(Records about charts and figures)
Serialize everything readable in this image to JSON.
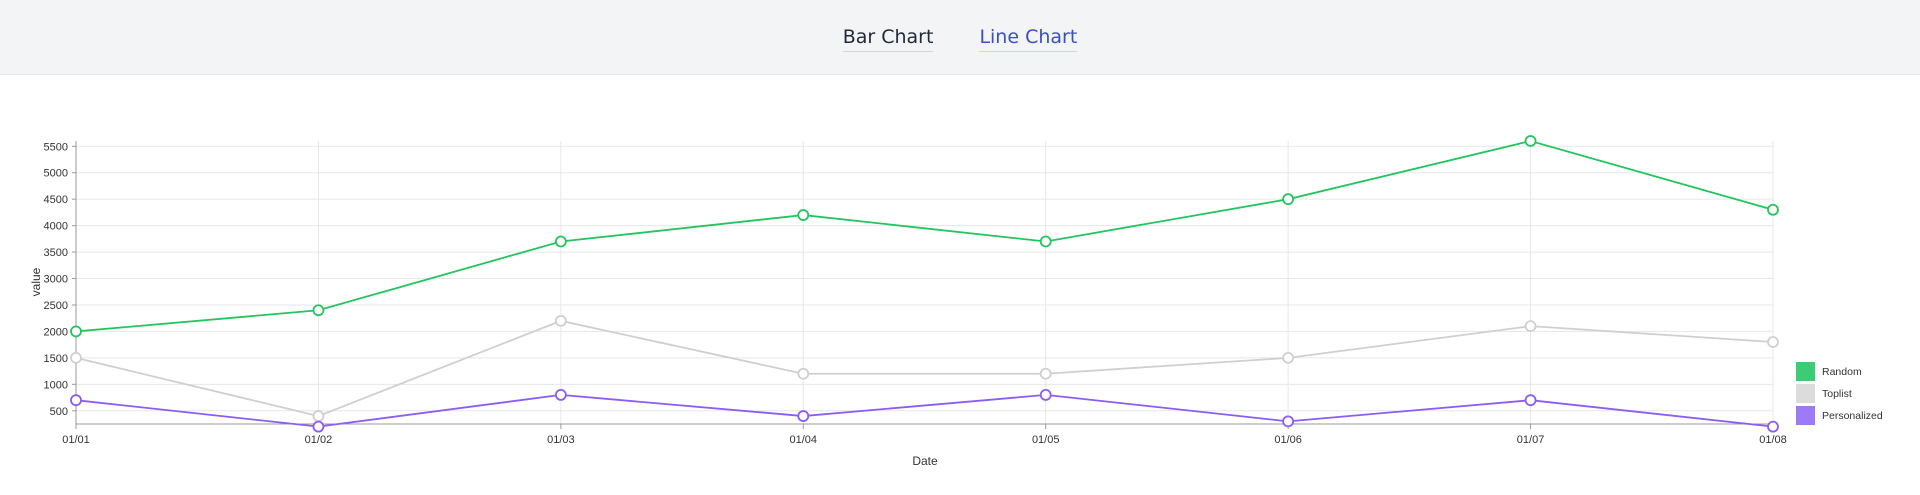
{
  "tabs": [
    {
      "label": "Bar Chart",
      "active": false
    },
    {
      "label": "Line Chart",
      "active": true
    }
  ],
  "chart_data": {
    "type": "line",
    "xlabel": "Date",
    "ylabel": "value",
    "x": [
      "01/01",
      "01/02",
      "01/03",
      "01/04",
      "01/05",
      "01/06",
      "01/07",
      "01/08"
    ],
    "yticks": [
      500,
      1000,
      1500,
      2000,
      2500,
      3000,
      3500,
      4000,
      4500,
      5000,
      5500
    ],
    "ylim": [
      250,
      5600
    ],
    "grid": true,
    "legend_position": "bottom-right",
    "series": [
      {
        "name": "Random",
        "color": "#22c55e",
        "legend_color": "#3ecb75",
        "values": [
          2000,
          2400,
          3700,
          4200,
          3700,
          4500,
          5600,
          4300
        ]
      },
      {
        "name": "Toplist",
        "color": "#cfcfd2",
        "legend_color": "#dcdcdc",
        "values": [
          1500,
          400,
          2200,
          1200,
          1200,
          1500,
          2100,
          1800
        ]
      },
      {
        "name": "Personalized",
        "color": "#8b5cf6",
        "legend_color": "#9d7af6",
        "values": [
          700,
          200,
          800,
          400,
          800,
          300,
          700,
          200
        ]
      }
    ]
  }
}
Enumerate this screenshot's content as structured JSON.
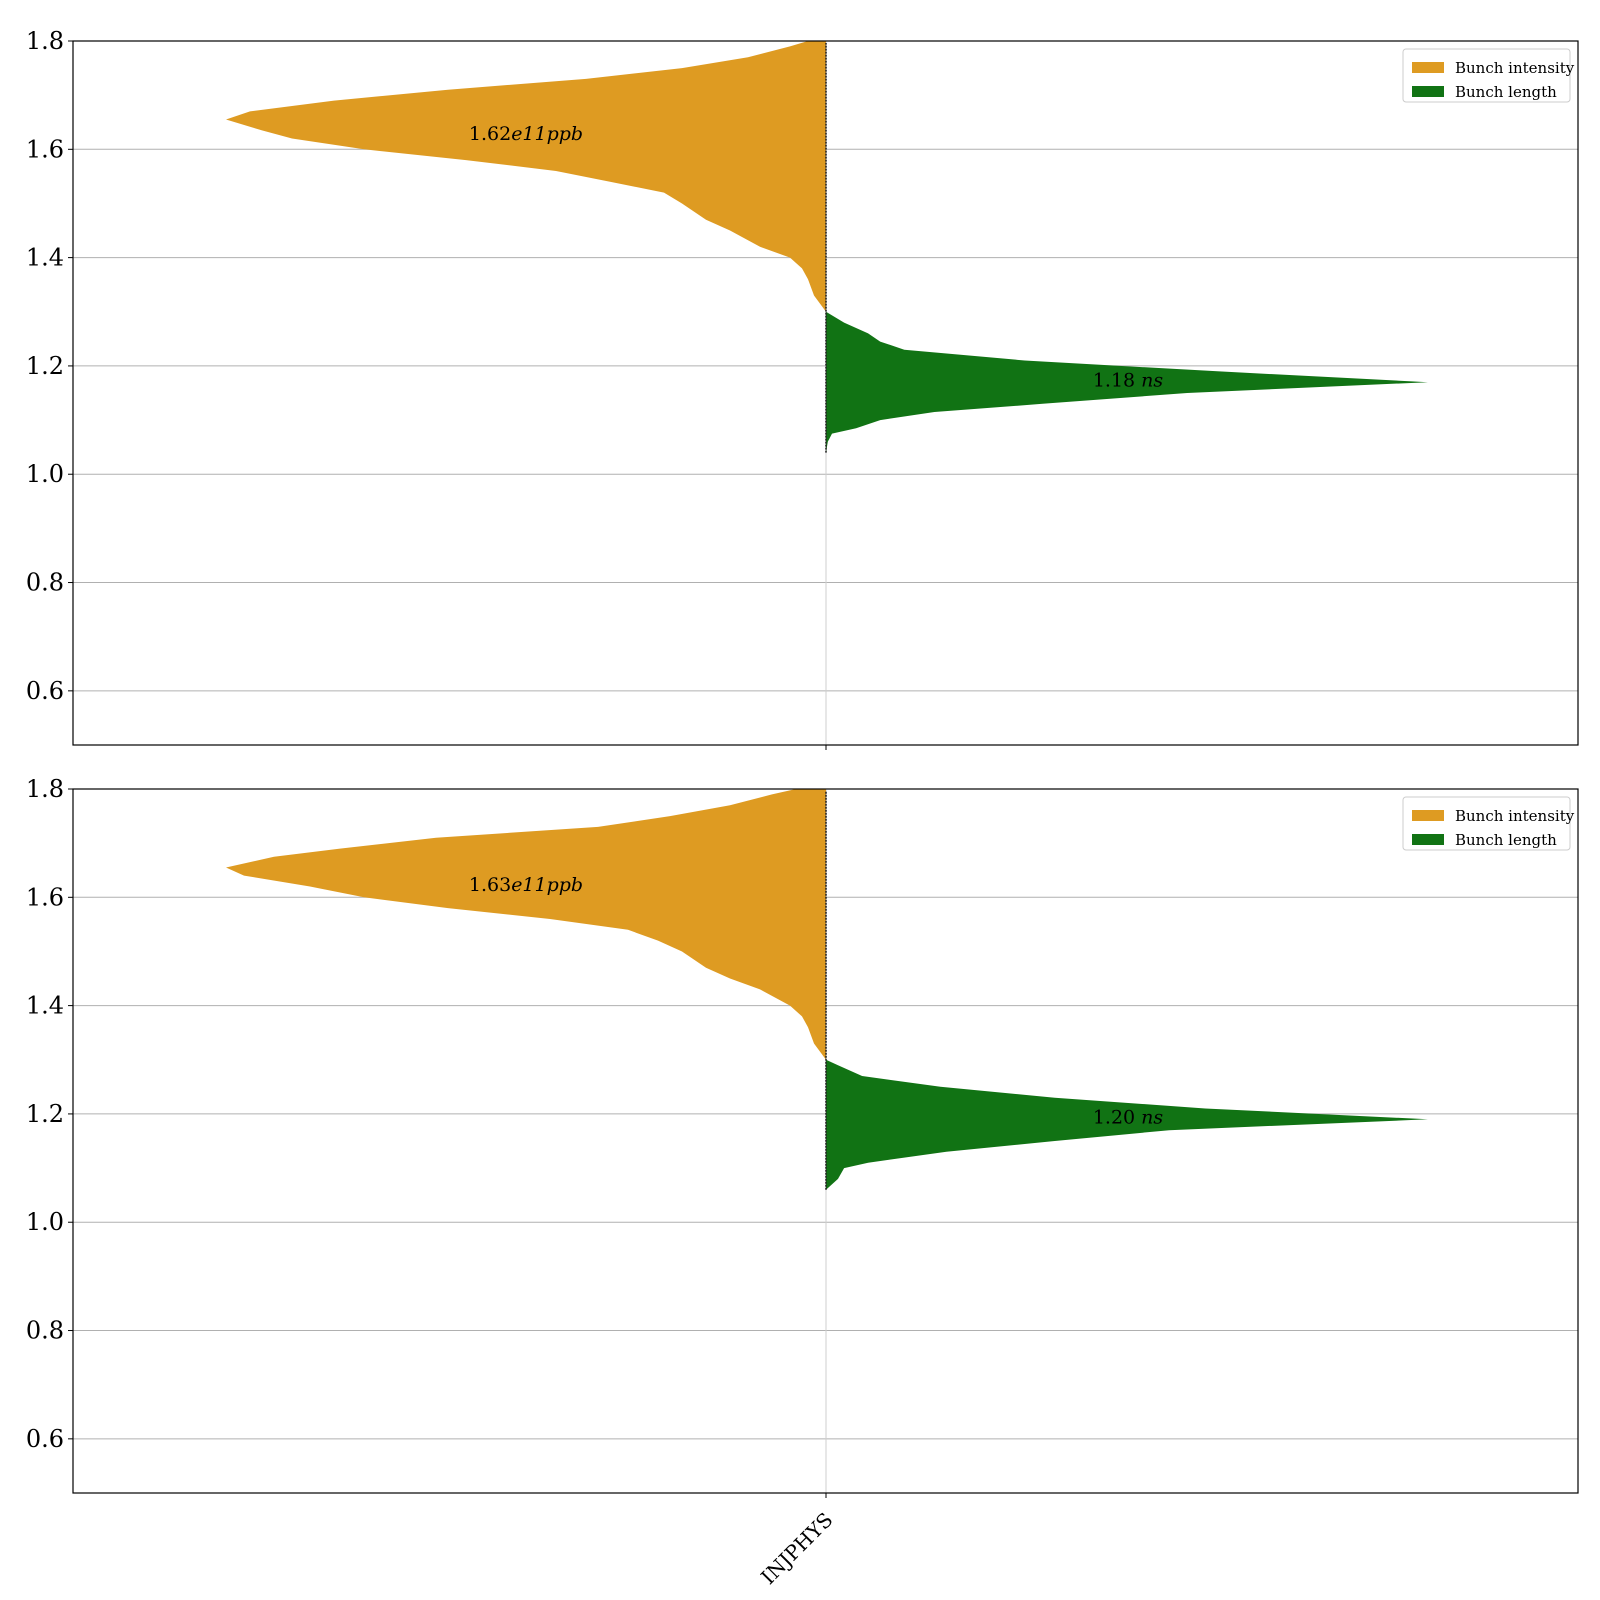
{
  "colors": {
    "bunch_intensity": "#de9b22",
    "bunch_length": "#117314",
    "grid": "#b0b0b0",
    "axis": "#000000"
  },
  "chart_data": [
    {
      "type": "violin",
      "ylim": [
        0.5,
        1.8
      ],
      "yticks": [
        0.6,
        0.8,
        1.0,
        1.2,
        1.4,
        1.6,
        1.8
      ],
      "ytick_labels": [
        "0.6",
        "0.8",
        "1.0",
        "1.2",
        "1.4",
        "1.6",
        "1.8"
      ],
      "categories": [
        "INJPHYS"
      ],
      "grid": "horizontal",
      "legend": {
        "placement": "top-right",
        "entries": [
          {
            "label": "Bunch intensity",
            "series": "intensity"
          },
          {
            "label": "Bunch length",
            "series": "length"
          }
        ]
      },
      "series": [
        {
          "name": "Bunch intensity",
          "key": "intensity",
          "side": "left",
          "annotation": {
            "number": "1.62",
            "unit": "e11ppb",
            "y": 1.63
          },
          "profile": [
            [
              1.3,
              0.0
            ],
            [
              1.33,
              0.02
            ],
            [
              1.36,
              0.03
            ],
            [
              1.38,
              0.04
            ],
            [
              1.4,
              0.06
            ],
            [
              1.42,
              0.11
            ],
            [
              1.45,
              0.16
            ],
            [
              1.47,
              0.2
            ],
            [
              1.5,
              0.24
            ],
            [
              1.52,
              0.27
            ],
            [
              1.54,
              0.36
            ],
            [
              1.56,
              0.45
            ],
            [
              1.58,
              0.6
            ],
            [
              1.6,
              0.77
            ],
            [
              1.62,
              0.89
            ],
            [
              1.635,
              0.94
            ],
            [
              1.655,
              1.0
            ],
            [
              1.67,
              0.96
            ],
            [
              1.69,
              0.82
            ],
            [
              1.71,
              0.63
            ],
            [
              1.73,
              0.4
            ],
            [
              1.75,
              0.24
            ],
            [
              1.77,
              0.13
            ],
            [
              1.79,
              0.06
            ],
            [
              1.8,
              0.03
            ]
          ]
        },
        {
          "name": "Bunch length",
          "key": "length",
          "side": "right",
          "annotation": {
            "number": "1.18",
            "unit": "ns",
            "y": 1.175
          },
          "profile": [
            [
              1.04,
              0.0
            ],
            [
              1.06,
              0.003
            ],
            [
              1.075,
              0.01
            ],
            [
              1.085,
              0.05
            ],
            [
              1.1,
              0.09
            ],
            [
              1.115,
              0.18
            ],
            [
              1.13,
              0.36
            ],
            [
              1.15,
              0.6
            ],
            [
              1.17,
              1.0
            ],
            [
              1.19,
              0.65
            ],
            [
              1.21,
              0.33
            ],
            [
              1.23,
              0.13
            ],
            [
              1.245,
              0.09
            ],
            [
              1.26,
              0.07
            ],
            [
              1.28,
              0.03
            ],
            [
              1.3,
              0.0
            ]
          ]
        }
      ]
    },
    {
      "type": "violin",
      "ylim": [
        0.5,
        1.8
      ],
      "yticks": [
        0.6,
        0.8,
        1.0,
        1.2,
        1.4,
        1.6,
        1.8
      ],
      "ytick_labels": [
        "0.6",
        "0.8",
        "1.0",
        "1.2",
        "1.4",
        "1.6",
        "1.8"
      ],
      "categories": [
        "INJPHYS"
      ],
      "xtick_labels": [
        "INJPHYS"
      ],
      "grid": "horizontal",
      "legend": {
        "placement": "top-right",
        "entries": [
          {
            "label": "Bunch intensity",
            "series": "intensity"
          },
          {
            "label": "Bunch length",
            "series": "length"
          }
        ]
      },
      "series": [
        {
          "name": "Bunch intensity",
          "key": "intensity",
          "side": "left",
          "annotation": {
            "number": "1.63",
            "unit": "e11ppb",
            "y": 1.625
          },
          "profile": [
            [
              1.3,
              0.0
            ],
            [
              1.33,
              0.02
            ],
            [
              1.36,
              0.03
            ],
            [
              1.38,
              0.04
            ],
            [
              1.4,
              0.06
            ],
            [
              1.43,
              0.11
            ],
            [
              1.45,
              0.16
            ],
            [
              1.47,
              0.2
            ],
            [
              1.5,
              0.24
            ],
            [
              1.52,
              0.28
            ],
            [
              1.54,
              0.33
            ],
            [
              1.56,
              0.46
            ],
            [
              1.58,
              0.63
            ],
            [
              1.6,
              0.77
            ],
            [
              1.62,
              0.86
            ],
            [
              1.64,
              0.97
            ],
            [
              1.655,
              1.0
            ],
            [
              1.675,
              0.92
            ],
            [
              1.69,
              0.81
            ],
            [
              1.71,
              0.65
            ],
            [
              1.73,
              0.38
            ],
            [
              1.75,
              0.26
            ],
            [
              1.77,
              0.16
            ],
            [
              1.79,
              0.09
            ],
            [
              1.8,
              0.05
            ]
          ]
        },
        {
          "name": "Bunch length",
          "key": "length",
          "side": "right",
          "annotation": {
            "number": "1.20",
            "unit": "ns",
            "y": 1.195
          },
          "profile": [
            [
              1.06,
              0.0
            ],
            [
              1.08,
              0.02
            ],
            [
              1.1,
              0.03
            ],
            [
              1.11,
              0.07
            ],
            [
              1.13,
              0.2
            ],
            [
              1.15,
              0.38
            ],
            [
              1.17,
              0.57
            ],
            [
              1.19,
              1.0
            ],
            [
              1.21,
              0.63
            ],
            [
              1.23,
              0.38
            ],
            [
              1.25,
              0.19
            ],
            [
              1.27,
              0.06
            ],
            [
              1.29,
              0.02
            ],
            [
              1.3,
              0.0
            ]
          ]
        }
      ]
    }
  ]
}
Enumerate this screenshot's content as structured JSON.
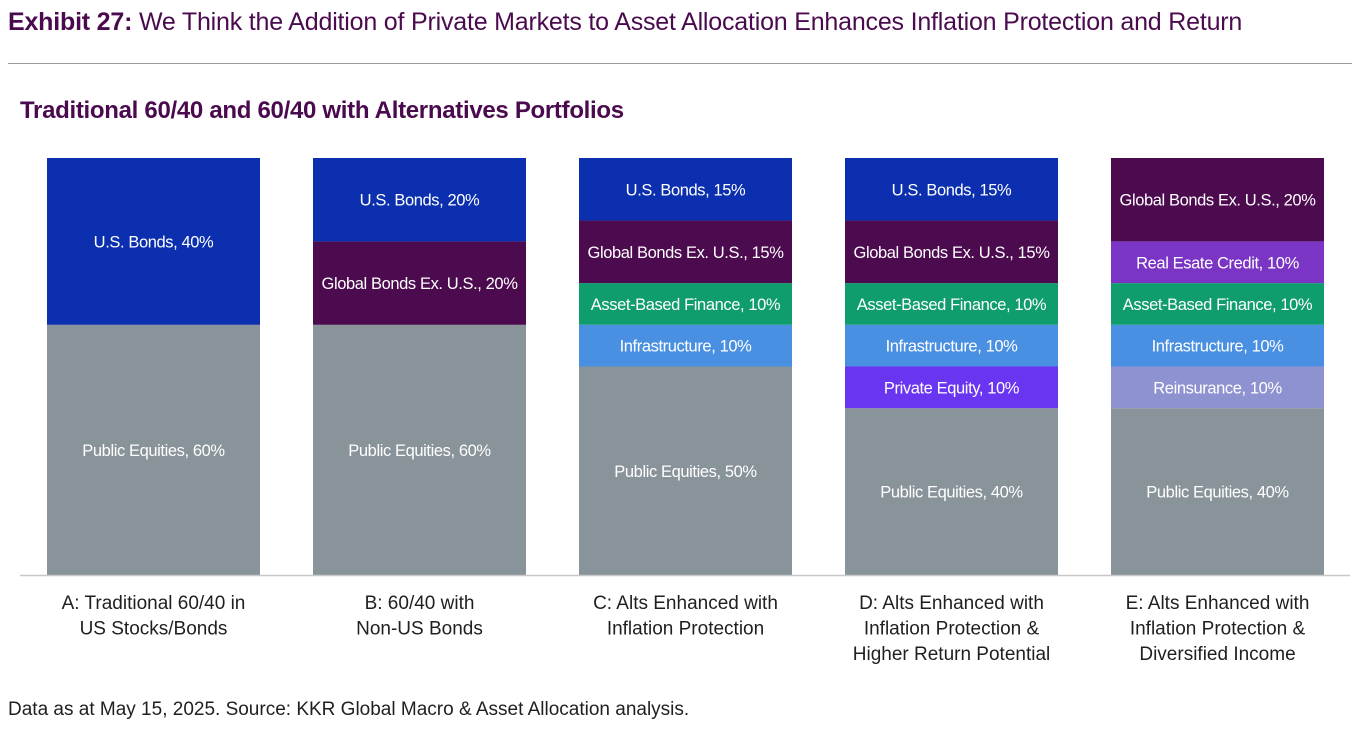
{
  "header": {
    "exhibit_label": "Exhibit 27:",
    "exhibit_title": "We Think the Addition of Private Markets to Asset Allocation Enhances Inflation Protection and Return"
  },
  "footnote": "Data as at May 15, 2025. Source: KKR Global Macro & Asset Allocation analysis.",
  "chart_data": {
    "type": "bar",
    "stacked": true,
    "title": "Traditional 60/40 and 60/40 with Alternatives Portfolios",
    "xlabel": "",
    "ylabel": "",
    "ylim": [
      0,
      100
    ],
    "categories": [
      [
        "A: Traditional 60/40 in",
        "US Stocks/Bonds"
      ],
      [
        "B: 60/40 with",
        "Non-US Bonds"
      ],
      [
        "C: Alts Enhanced with",
        "Inflation Protection"
      ],
      [
        "D: Alts Enhanced with",
        "Inflation Protection &",
        "Higher Return Potential"
      ],
      [
        "E: Alts Enhanced with",
        "Inflation Protection &",
        "Diversified Income"
      ]
    ],
    "portfolios": [
      {
        "segments": [
          {
            "label": "Public Equities, 60%",
            "value": 60,
            "color": "#89939a"
          },
          {
            "label": "U.S. Bonds, 40%",
            "value": 40,
            "color": "#0b2fae"
          }
        ]
      },
      {
        "segments": [
          {
            "label": "Public Equities, 60%",
            "value": 60,
            "color": "#89939a"
          },
          {
            "label": "Global Bonds Ex. U.S., 20%",
            "value": 20,
            "color": "#4c0a4f"
          },
          {
            "label": "U.S. Bonds, 20%",
            "value": 20,
            "color": "#0b2fae"
          }
        ]
      },
      {
        "segments": [
          {
            "label": "Public Equities, 50%",
            "value": 50,
            "color": "#89939a"
          },
          {
            "label": "Infrastructure, 10%",
            "value": 10,
            "color": "#4a90e2"
          },
          {
            "label": "Asset-Based Finance, 10%",
            "value": 10,
            "color": "#0f9d6e"
          },
          {
            "label": "Global Bonds Ex. U.S., 15%",
            "value": 15,
            "color": "#4c0a4f"
          },
          {
            "label": "U.S. Bonds, 15%",
            "value": 15,
            "color": "#0b2fae"
          }
        ]
      },
      {
        "segments": [
          {
            "label": "Public Equities, 40%",
            "value": 40,
            "color": "#89939a"
          },
          {
            "label": "Private Equity, 10%",
            "value": 10,
            "color": "#6a35f0"
          },
          {
            "label": "Infrastructure, 10%",
            "value": 10,
            "color": "#4a90e2"
          },
          {
            "label": "Asset-Based Finance, 10%",
            "value": 10,
            "color": "#0f9d6e"
          },
          {
            "label": "Global Bonds Ex. U.S., 15%",
            "value": 15,
            "color": "#4c0a4f"
          },
          {
            "label": "U.S. Bonds, 15%",
            "value": 15,
            "color": "#0b2fae"
          }
        ]
      },
      {
        "segments": [
          {
            "label": "Public Equities, 40%",
            "value": 40,
            "color": "#89939a"
          },
          {
            "label": "Reinsurance, 10%",
            "value": 10,
            "color": "#8f92d0"
          },
          {
            "label": "Infrastructure, 10%",
            "value": 10,
            "color": "#4a90e2"
          },
          {
            "label": "Asset-Based Finance, 10%",
            "value": 10,
            "color": "#0f9d6e"
          },
          {
            "label": "Real Esate Credit, 10%",
            "value": 10,
            "color": "#7a35c4"
          },
          {
            "label": "Global Bonds Ex. U.S., 20%",
            "value": 20,
            "color": "#4c0a4f"
          }
        ]
      }
    ]
  }
}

» Exercise instructions: Pick out lines containing the word "Protection", each one as written.

» Completed task:
    "exhibit_title": "We Think the Addition of Private Markets to Asset Allocation Enhances Inflation Protection and Return"
        "Inflation Protection"
        "Inflation Protection &",
        "Inflation Protection &",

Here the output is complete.